* _Record list_
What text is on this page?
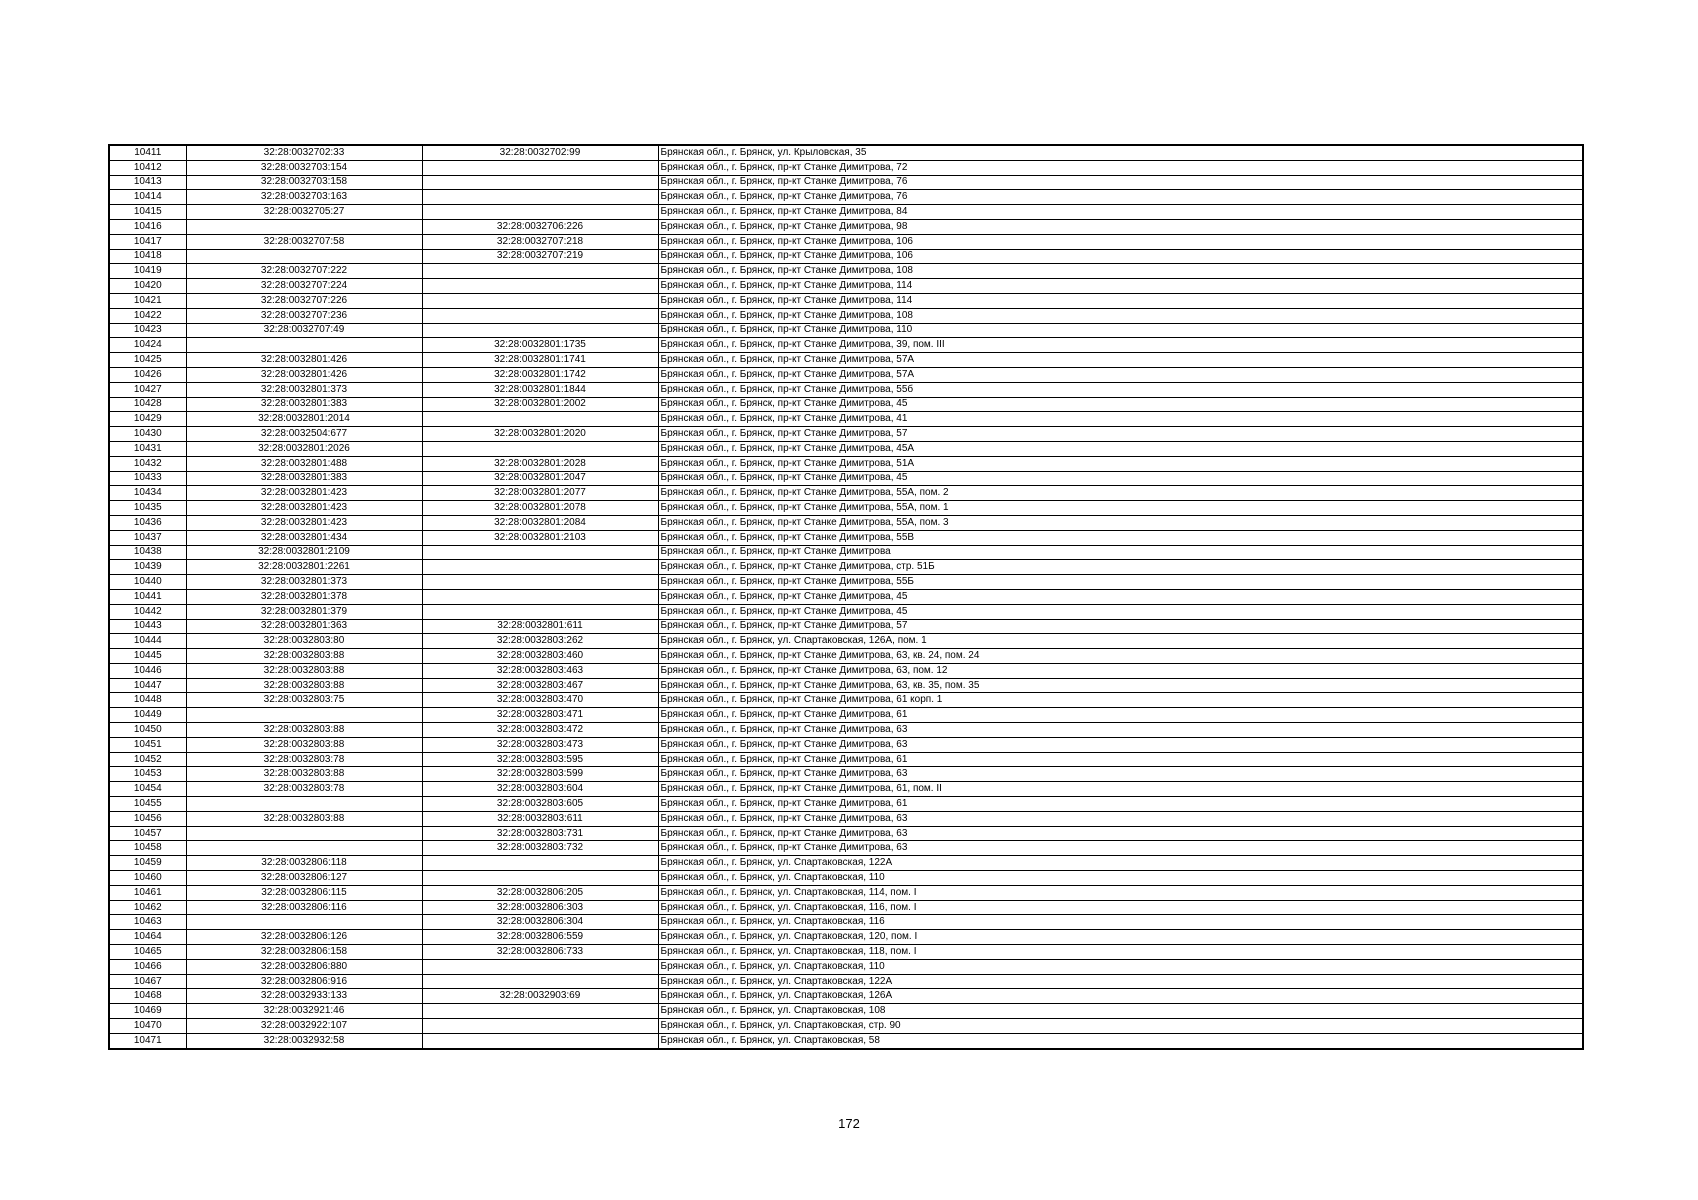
10411	32:28:0032702:33	32:28:0032702:99	Брянская обл., г. Брянск, ул. Крыловская, 35
10412	32:28:0032703:154		Брянская обл., г. Брянск, пр-кт Станке Димитрова, 72
10413	32:28:0032703:158		Брянская обл., г. Брянск, пр-кт Станке Димитрова, 76
10414	32:28:0032703:163		Брянская обл., г. Брянск, пр-кт Станке Димитрова, 76
10415	32:28:0032705:27		Брянская обл., г. Брянск, пр-кт Станке Димитрова, 84
10416		32:28:0032706:226	Брянская обл., г. Брянск, пр-кт Станке Димитрова, 98
10417	32:28:0032707:58	32:28:0032707:218	Брянская обл., г. Брянск, пр-кт Станке Димитрова, 106
10418		32:28:0032707:219	Брянская обл., г. Брянск, пр-кт Станке Димитрова, 106
10419	32:28:0032707:222		Брянская обл., г. Брянск, пр-кт Станке Димитрова, 108
10420	32:28:0032707:224		Брянская обл., г. Брянск, пр-кт Станке Димитрова, 114
10421	32:28:0032707:226		Брянская обл., г. Брянск, пр-кт Станке Димитрова, 114
10422	32:28:0032707:236		Брянская обл., г. Брянск, пр-кт Станке Димитрова, 108
10423	32:28:0032707:49		Брянская обл., г. Брянск, пр-кт Станке Димитрова, 110
10424		32:28:0032801:1735	Брянская обл., г. Брянск, пр-кт Станке Димитрова, 39, пом. III
10425	32:28:0032801:426	32:28:0032801:1741	Брянская обл., г. Брянск, пр-кт Станке Димитрова, 57А
10426	32:28:0032801:426	32:28:0032801:1742	Брянская обл., г. Брянск, пр-кт Станке Димитрова, 57А
10427	32:28:0032801:373	32:28:0032801:1844	Брянская обл., г. Брянск, пр-кт Станке Димитрова, 55б
10428	32:28:0032801:383	32:28:0032801:2002	Брянская обл., г. Брянск, пр-кт Станке Димитрова, 45
10429	32:28:0032801:2014		Брянская обл., г. Брянск, пр-кт Станке Димитрова, 41
10430	32:28:0032504:677	32:28:0032801:2020	Брянская обл., г. Брянск, пр-кт Станке Димитрова, 57
10431	32:28:0032801:2026		Брянская обл., г. Брянск, пр-кт Станке Димитрова, 45А
10432	32:28:0032801:488	32:28:0032801:2028	Брянская обл., г. Брянск, пр-кт Станке Димитрова, 51А
10433	32:28:0032801:383	32:28:0032801:2047	Брянская обл., г. Брянск, пр-кт Станке Димитрова, 45
10434	32:28:0032801:423	32:28:0032801:2077	Брянская обл., г. Брянск, пр-кт Станке Димитрова, 55А, пом. 2
10435	32:28:0032801:423	32:28:0032801:2078	Брянская обл., г. Брянск, пр-кт Станке Димитрова, 55А, пом. 1
10436	32:28:0032801:423	32:28:0032801:2084	Брянская обл., г. Брянск, пр-кт Станке Димитрова, 55А, пом. 3
10437	32:28:0032801:434	32:28:0032801:2103	Брянская обл., г. Брянск, пр-кт Станке Димитрова, 55В
10438	32:28:0032801:2109		Брянская обл., г. Брянск, пр-кт Станке Димитрова
10439	32:28:0032801:2261		Брянская обл., г. Брянск, пр-кт Станке Димитрова, стр. 51Б
10440	32:28:0032801:373		Брянская обл., г. Брянск, пр-кт Станке Димитрова, 55Б
10441	32:28:0032801:378		Брянская обл., г. Брянск, пр-кт Станке Димитрова, 45
10442	32:28:0032801:379		Брянская обл., г. Брянск, пр-кт Станке Димитрова, 45
10443	32:28:0032801:363	32:28:0032801:611	Брянская обл., г. Брянск, пр-кт Станке Димитрова, 57
10444	32:28:0032803:80	32:28:0032803:262	Брянская обл., г. Брянск, ул. Спартаковская, 126А, пом. 1
10445	32:28:0032803:88	32:28:0032803:460	Брянская обл., г. Брянск, пр-кт Станке Димитрова, 63, кв. 24, пом. 24
10446	32:28:0032803:88	32:28:0032803:463	Брянская обл., г. Брянск, пр-кт Станке Димитрова, 63, пом. 12
10447	32:28:0032803:88	32:28:0032803:467	Брянская обл., г. Брянск, пр-кт Станке Димитрова, 63, кв. 35, пом. 35
10448	32:28:0032803:75	32:28:0032803:470	Брянская обл., г. Брянск, пр-кт Станке Димитрова, 61 корп. 1
10449		32:28:0032803:471	Брянская обл., г. Брянск, пр-кт Станке Димитрова, 61
10450	32:28:0032803:88	32:28:0032803:472	Брянская обл., г. Брянск, пр-кт Станке Димитрова, 63
10451	32:28:0032803:88	32:28:0032803:473	Брянская обл., г. Брянск, пр-кт Станке Димитрова, 63
10452	32:28:0032803:78	32:28:0032803:595	Брянская обл., г. Брянск, пр-кт Станке Димитрова, 61
10453	32:28:0032803:88	32:28:0032803:599	Брянская обл., г. Брянск, пр-кт Станке Димитрова, 63
10454	32:28:0032803:78	32:28:0032803:604	Брянская обл., г. Брянск, пр-кт Станке Димитрова, 61, пом. II
10455		32:28:0032803:605	Брянская обл., г. Брянск, пр-кт Станке Димитрова, 61
10456	32:28:0032803:88	32:28:0032803:611	Брянская обл., г. Брянск, пр-кт Станке Димитрова, 63
10457		32:28:0032803:731	Брянская обл., г. Брянск, пр-кт Станке Димитрова, 63
10458		32:28:0032803:732	Брянская обл., г. Брянск, пр-кт Станке Димитрова, 63
10459	32:28:0032806:118		Брянская обл., г. Брянск, ул. Спартаковская, 122А
10460	32:28:0032806:127		Брянская обл., г. Брянск, ул. Спартаковская, 110
10461	32:28:0032806:115	32:28:0032806:205	Брянская обл., г. Брянск, ул. Спартаковская, 114, пом. I
10462	32:28:0032806:116	32:28:0032806:303	Брянская обл., г. Брянск, ул. Спартаковская, 116, пом. I
10463		32:28:0032806:304	Брянская обл., г. Брянск, ул. Спартаковская, 116
10464	32:28:0032806:126	32:28:0032806:559	Брянская обл., г. Брянск, ул. Спартаковская, 120, пом. I
10465	32:28:0032806:158	32:28:0032806:733	Брянская обл., г. Брянск, ул. Спартаковская, 118, пом. I
10466	32:28:0032806:880		Брянская обл., г. Брянск, ул. Спартаковская, 110
10467	32:28:0032806:916		Брянская обл., г. Брянск, ул. Спартаковская, 122А
10468	32:28:0032933:133	32:28:0032903:69	Брянская обл., г. Брянск, ул. Спартаковская, 126А
10469	32:28:0032921:46		Брянская обл., г. Брянск, ул. Спартаковская, 108
10470	32:28:0032922:107		Брянская обл., г. Брянск, ул. Спартаковская, стр. 90
10471	32:28:0032932:58		Брянская обл., г. Брянск, ул. Спартаковская, 58
172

* _What you have to do_
Reproduce each line word for word and drop the pictures.

* _Answer for this exercise_
What text is on this page?
10411	32:28:0032702:33	32:28:0032702:99	Брянская обл., г. Брянск, ул. Крыловская, 35
10412	32:28:0032703:154		Брянская обл., г. Брянск, пр-кт Станке Димитрова, 72
10413	32:28:0032703:158		Брянская обл., г. Брянск, пр-кт Станке Димитрова, 76
10414	32:28:0032703:163		Брянская обл., г. Брянск, пр-кт Станке Димитрова, 76
10415	32:28:0032705:27		Брянская обл., г. Брянск, пр-кт Станке Димитрова, 84
10416		32:28:0032706:226	Брянская обл., г. Брянск, пр-кт Станке Димитрова, 98
10417	32:28:0032707:58	32:28:0032707:218	Брянская обл., г. Брянск, пр-кт Станке Димитрова, 106
10418		32:28:0032707:219	Брянская обл., г. Брянск, пр-кт Станке Димитрова, 106
10419	32:28:0032707:222		Брянская обл., г. Брянск, пр-кт Станке Димитрова, 108
10420	32:28:0032707:224		Брянская обл., г. Брянск, пр-кт Станке Димитрова, 114
10421	32:28:0032707:226		Брянская обл., г. Брянск, пр-кт Станке Димитрова, 114
10422	32:28:0032707:236		Брянская обл., г. Брянск, пр-кт Станке Димитрова, 108
10423	32:28:0032707:49		Брянская обл., г. Брянск, пр-кт Станке Димитрова, 110
10424		32:28:0032801:1735	Брянская обл., г. Брянск, пр-кт Станке Димитрова, 39, пом. III
10425	32:28:0032801:426	32:28:0032801:1741	Брянская обл., г. Брянск, пр-кт Станке Димитрова, 57А
10426	32:28:0032801:426	32:28:0032801:1742	Брянская обл., г. Брянск, пр-кт Станке Димитрова, 57А
10427	32:28:0032801:373	32:28:0032801:1844	Брянская обл., г. Брянск, пр-кт Станке Димитрова, 55б
10428	32:28:0032801:383	32:28:0032801:2002	Брянская обл., г. Брянск, пр-кт Станке Димитрова, 45
10429	32:28:0032801:2014		Брянская обл., г. Брянск, пр-кт Станке Димитрова, 41
10430	32:28:0032504:677	32:28:0032801:2020	Брянская обл., г. Брянск, пр-кт Станке Димитрова, 57
10431	32:28:0032801:2026		Брянская обл., г. Брянск, пр-кт Станке Димитрова, 45А
10432	32:28:0032801:488	32:28:0032801:2028	Брянская обл., г. Брянск, пр-кт Станке Димитрова, 51А
10433	32:28:0032801:383	32:28:0032801:2047	Брянская обл., г. Брянск, пр-кт Станке Димитрова, 45
10434	32:28:0032801:423	32:28:0032801:2077	Брянская обл., г. Брянск, пр-кт Станке Димитрова, 55А, пом. 2
10435	32:28:0032801:423	32:28:0032801:2078	Брянская обл., г. Брянск, пр-кт Станке Димитрова, 55А, пом. 1
10436	32:28:0032801:423	32:28:0032801:2084	Брянская обл., г. Брянск, пр-кт Станке Димитрова, 55А, пом. 3
10437	32:28:0032801:434	32:28:0032801:2103	Брянская обл., г. Брянск, пр-кт Станке Димитрова, 55В
10438	32:28:0032801:2109		Брянская обл., г. Брянск, пр-кт Станке Димитрова
10439	32:28:0032801:2261		Брянская обл., г. Брянск, пр-кт Станке Димитрова, стр. 51Б
10440	32:28:0032801:373		Брянская обл., г. Брянск, пр-кт Станке Димитрова, 55Б
10441	32:28:0032801:378		Брянская обл., г. Брянск, пр-кт Станке Димитрова, 45
10442	32:28:0032801:379		Брянская обл., г. Брянск, пр-кт Станке Димитрова, 45
10443	32:28:0032801:363	32:28:0032801:611	Брянская обл., г. Брянск, пр-кт Станке Димитрова, 57
10444	32:28:0032803:80	32:28:0032803:262	Брянская обл., г. Брянск, ул. Спартаковская, 126А, пом. 1
10445	32:28:0032803:88	32:28:0032803:460	Брянская обл., г. Брянск, пр-кт Станке Димитрова, 63, кв. 24, пом. 24
10446	32:28:0032803:88	32:28:0032803:463	Брянская обл., г. Брянск, пр-кт Станке Димитрова, 63, пом. 12
10447	32:28:0032803:88	32:28:0032803:467	Брянская обл., г. Брянск, пр-кт Станке Димитрова, 63, кв. 35, пом. 35
10448	32:28:0032803:75	32:28:0032803:470	Брянская обл., г. Брянск, пр-кт Станке Димитрова, 61 корп. 1
10449		32:28:0032803:471	Брянская обл., г. Брянск, пр-кт Станке Димитрова, 61
10450	32:28:0032803:88	32:28:0032803:472	Брянская обл., г. Брянск, пр-кт Станке Димитрова, 63
10451	32:28:0032803:88	32:28:0032803:473	Брянская обл., г. Брянск, пр-кт Станке Димитрова, 63
10452	32:28:0032803:78	32:28:0032803:595	Брянская обл., г. Брянск, пр-кт Станке Димитрова, 61
10453	32:28:0032803:88	32:28:0032803:599	Брянская обл., г. Брянск, пр-кт Станке Димитрова, 63
10454	32:28:0032803:78	32:28:0032803:604	Брянская обл., г. Брянск, пр-кт Станке Димитрова, 61, пом. II
10455		32:28:0032803:605	Брянская обл., г. Брянск, пр-кт Станке Димитрова, 61
10456	32:28:0032803:88	32:28:0032803:611	Брянская обл., г. Брянск, пр-кт Станке Димитрова, 63
10457		32:28:0032803:731	Брянская обл., г. Брянск, пр-кт Станке Димитрова, 63
10458		32:28:0032803:732	Брянская обл., г. Брянск, пр-кт Станке Димитрова, 63
10459	32:28:0032806:118		Брянская обл., г. Брянск, ул. Спартаковская, 122А
10460	32:28:0032806:127		Брянская обл., г. Брянск, ул. Спартаковская, 110
10461	32:28:0032806:115	32:28:0032806:205	Брянская обл., г. Брянск, ул. Спартаковская, 114, пом. I
10462	32:28:0032806:116	32:28:0032806:303	Брянская обл., г. Брянск, ул. Спартаковская, 116, пом. I
10463		32:28:0032806:304	Брянская обл., г. Брянск, ул. Спартаковская, 116
10464	32:28:0032806:126	32:28:0032806:559	Брянская обл., г. Брянск, ул. Спартаковская, 120, пом. I
10465	32:28:0032806:158	32:28:0032806:733	Брянская обл., г. Брянск, ул. Спартаковская, 118, пом. I
10466	32:28:0032806:880		Брянская обл., г. Брянск, ул. Спартаковская, 110
10467	32:28:0032806:916		Брянская обл., г. Брянск, ул. Спартаковская, 122А
10468	32:28:0032933:133	32:28:0032903:69	Брянская обл., г. Брянск, ул. Спартаковская, 126А
10469	32:28:0032921:46		Брянская обл., г. Брянск, ул. Спартаковская, 108
10470	32:28:0032922:107		Брянская обл., г. Брянск, ул. Спартаковская, стр. 90
10471	32:28:0032932:58		Брянская обл., г. Брянск, ул. Спартаковская, 58
172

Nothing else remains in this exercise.